Why Do People Hate Teachers Unions? Because They Hate Teachers. « Corey Robin

Despite this, many kids and their parents held teachers in contempt. Teachers were not figures of respect or gratitude; they were incompetents and buffoons. Don’t get me wrong: like most people, I had some terrible teachers. Incompetents and worse. But like most people I’ve also had some terrible friends, some terrible co-workers, some terrible neighbors, some terrible doctors, some terrible editors, and some terrible professors. Mediocrity, I’d venture, is a more or less universal feature of the human condition. But among the upper classes it’s treated as the exclusive preserve of teachers.

It’s odd. Even if you’re the most toolish striver—i.e., many of the people I grew up with—teachers are your ticket to the Ivy League. And if you’re an intellectually ambitious academic type like me, they’re even more critical. Like I said, people move to Chappaqua for the schools, and if the graduation and post-graduate statistics are any indication—in my graduating class of 270, I’d guess about 50 of us went onto an Ivy League school—they’re getting their money’s worth. Yet many people I grew up with treated teachers as bumptious figures of ridicule—and not in your anarchist-critique-of-all-social-institutions kind of way.

Required tasks —
• a. In the passage on teachers, about how many of the writer's graduating class of 270 went on to an Ivy League school?
• b. Print everything in the passage on teachers from "Despite this, many" down to "preserve of teachers.".
The entries are separate material, apart from the passage on teachers.

Given data —
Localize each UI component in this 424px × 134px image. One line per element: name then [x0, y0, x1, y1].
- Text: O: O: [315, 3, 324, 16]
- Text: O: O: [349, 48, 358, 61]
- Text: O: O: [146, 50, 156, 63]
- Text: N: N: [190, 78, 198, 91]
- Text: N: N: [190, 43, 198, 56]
* * *
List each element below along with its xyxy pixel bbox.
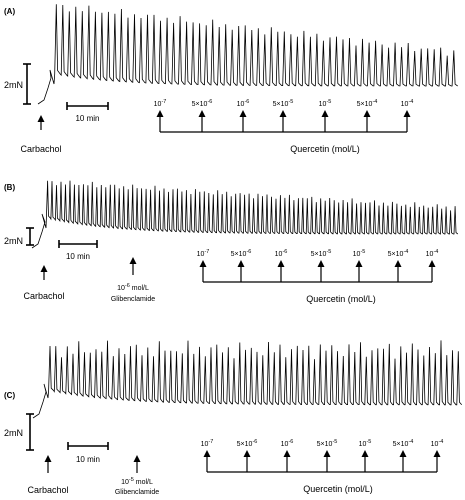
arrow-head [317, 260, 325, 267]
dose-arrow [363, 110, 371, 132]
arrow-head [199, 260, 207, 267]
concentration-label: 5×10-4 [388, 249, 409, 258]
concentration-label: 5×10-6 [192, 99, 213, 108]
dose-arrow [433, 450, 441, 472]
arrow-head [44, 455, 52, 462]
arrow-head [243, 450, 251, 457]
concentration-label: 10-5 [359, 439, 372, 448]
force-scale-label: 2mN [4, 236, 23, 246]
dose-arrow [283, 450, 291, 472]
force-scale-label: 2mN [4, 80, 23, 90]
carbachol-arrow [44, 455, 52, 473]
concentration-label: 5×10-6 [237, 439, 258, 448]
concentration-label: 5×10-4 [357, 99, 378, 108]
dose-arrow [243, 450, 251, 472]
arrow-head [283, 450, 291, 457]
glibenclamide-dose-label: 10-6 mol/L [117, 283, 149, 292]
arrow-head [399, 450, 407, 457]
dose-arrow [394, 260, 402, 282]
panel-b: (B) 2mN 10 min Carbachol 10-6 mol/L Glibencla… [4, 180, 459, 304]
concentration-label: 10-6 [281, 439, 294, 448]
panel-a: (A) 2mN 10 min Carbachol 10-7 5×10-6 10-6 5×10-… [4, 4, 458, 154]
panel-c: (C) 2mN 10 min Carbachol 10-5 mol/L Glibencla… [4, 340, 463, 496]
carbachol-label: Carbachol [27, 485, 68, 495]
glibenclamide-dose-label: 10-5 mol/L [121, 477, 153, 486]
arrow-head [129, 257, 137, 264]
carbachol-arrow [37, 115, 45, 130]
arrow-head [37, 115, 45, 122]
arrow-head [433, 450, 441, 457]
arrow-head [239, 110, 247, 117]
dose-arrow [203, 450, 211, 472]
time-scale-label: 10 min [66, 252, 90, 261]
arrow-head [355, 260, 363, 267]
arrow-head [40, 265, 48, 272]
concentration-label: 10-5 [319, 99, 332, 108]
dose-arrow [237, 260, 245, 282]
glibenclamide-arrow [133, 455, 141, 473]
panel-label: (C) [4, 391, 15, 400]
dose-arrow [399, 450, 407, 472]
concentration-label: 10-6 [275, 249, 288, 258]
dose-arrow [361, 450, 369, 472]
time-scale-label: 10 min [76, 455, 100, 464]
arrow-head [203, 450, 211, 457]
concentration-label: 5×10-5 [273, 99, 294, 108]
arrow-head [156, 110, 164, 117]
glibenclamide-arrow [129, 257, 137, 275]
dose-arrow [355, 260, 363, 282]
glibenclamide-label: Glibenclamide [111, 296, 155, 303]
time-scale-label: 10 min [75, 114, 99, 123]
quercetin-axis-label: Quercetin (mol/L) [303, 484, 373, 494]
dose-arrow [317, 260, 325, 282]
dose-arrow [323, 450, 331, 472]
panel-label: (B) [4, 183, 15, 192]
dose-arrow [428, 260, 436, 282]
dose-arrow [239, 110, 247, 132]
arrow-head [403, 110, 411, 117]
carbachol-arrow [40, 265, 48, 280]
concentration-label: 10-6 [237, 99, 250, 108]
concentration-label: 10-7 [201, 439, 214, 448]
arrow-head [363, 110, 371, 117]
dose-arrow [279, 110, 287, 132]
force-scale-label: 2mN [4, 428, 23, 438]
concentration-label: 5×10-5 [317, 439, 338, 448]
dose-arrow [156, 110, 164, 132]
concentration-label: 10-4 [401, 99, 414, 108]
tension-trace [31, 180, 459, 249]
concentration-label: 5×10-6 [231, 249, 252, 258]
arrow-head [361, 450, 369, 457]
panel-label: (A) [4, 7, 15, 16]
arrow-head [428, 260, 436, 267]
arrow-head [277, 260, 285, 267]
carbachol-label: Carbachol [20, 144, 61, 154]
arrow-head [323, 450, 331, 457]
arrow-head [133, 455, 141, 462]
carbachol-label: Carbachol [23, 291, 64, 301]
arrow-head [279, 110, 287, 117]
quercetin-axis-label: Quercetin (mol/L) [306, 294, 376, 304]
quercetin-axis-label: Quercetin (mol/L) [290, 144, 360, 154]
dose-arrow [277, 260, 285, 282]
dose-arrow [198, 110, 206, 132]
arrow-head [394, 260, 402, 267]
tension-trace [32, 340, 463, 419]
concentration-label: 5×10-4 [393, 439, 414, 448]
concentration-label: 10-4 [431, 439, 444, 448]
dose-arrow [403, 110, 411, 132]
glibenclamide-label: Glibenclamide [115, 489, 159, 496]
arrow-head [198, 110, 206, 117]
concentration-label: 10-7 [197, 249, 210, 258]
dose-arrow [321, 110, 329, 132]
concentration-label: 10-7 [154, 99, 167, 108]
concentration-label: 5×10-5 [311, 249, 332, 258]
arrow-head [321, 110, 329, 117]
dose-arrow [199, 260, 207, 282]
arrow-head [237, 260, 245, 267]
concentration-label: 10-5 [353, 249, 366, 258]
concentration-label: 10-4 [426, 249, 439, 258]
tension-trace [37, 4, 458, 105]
...
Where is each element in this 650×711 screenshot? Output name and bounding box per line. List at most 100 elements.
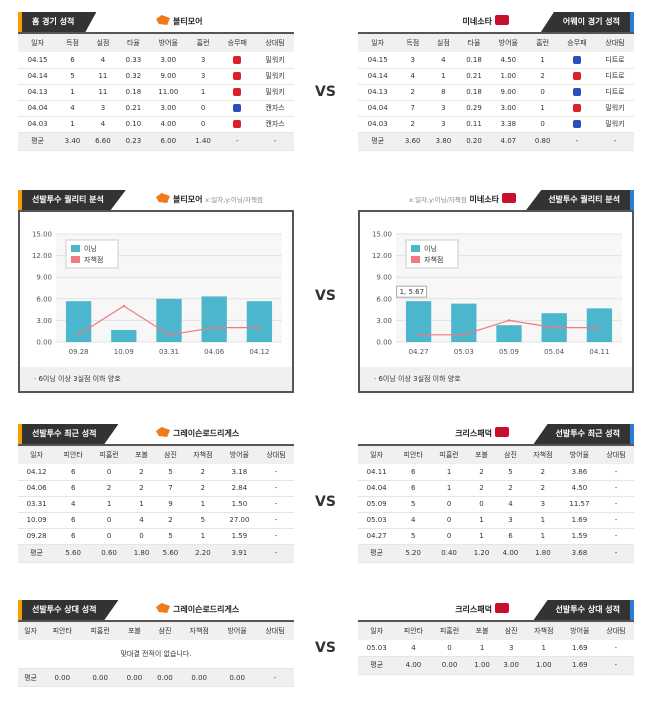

Answers given —
• a. About 50, by the writer's guess.

• b.
Despite this, many kids and their parents held teachers in contempt. Teachers were not figures of respect or gratitude; they were incompetents and buffoons. Don’t get me wrong: like most people, I had some terrible teachers. Incompetents and worse. But like most people I’ve also had some terrible friends, some terrible co-workers, some terrible neighbors, some terrible doctors, some terrible editors, and some terrible professors. Mediocrity, I’d venture, is a more or less universal feature of the human condition. But among the upper classes it’s treated as the exclusive preserve of teachers.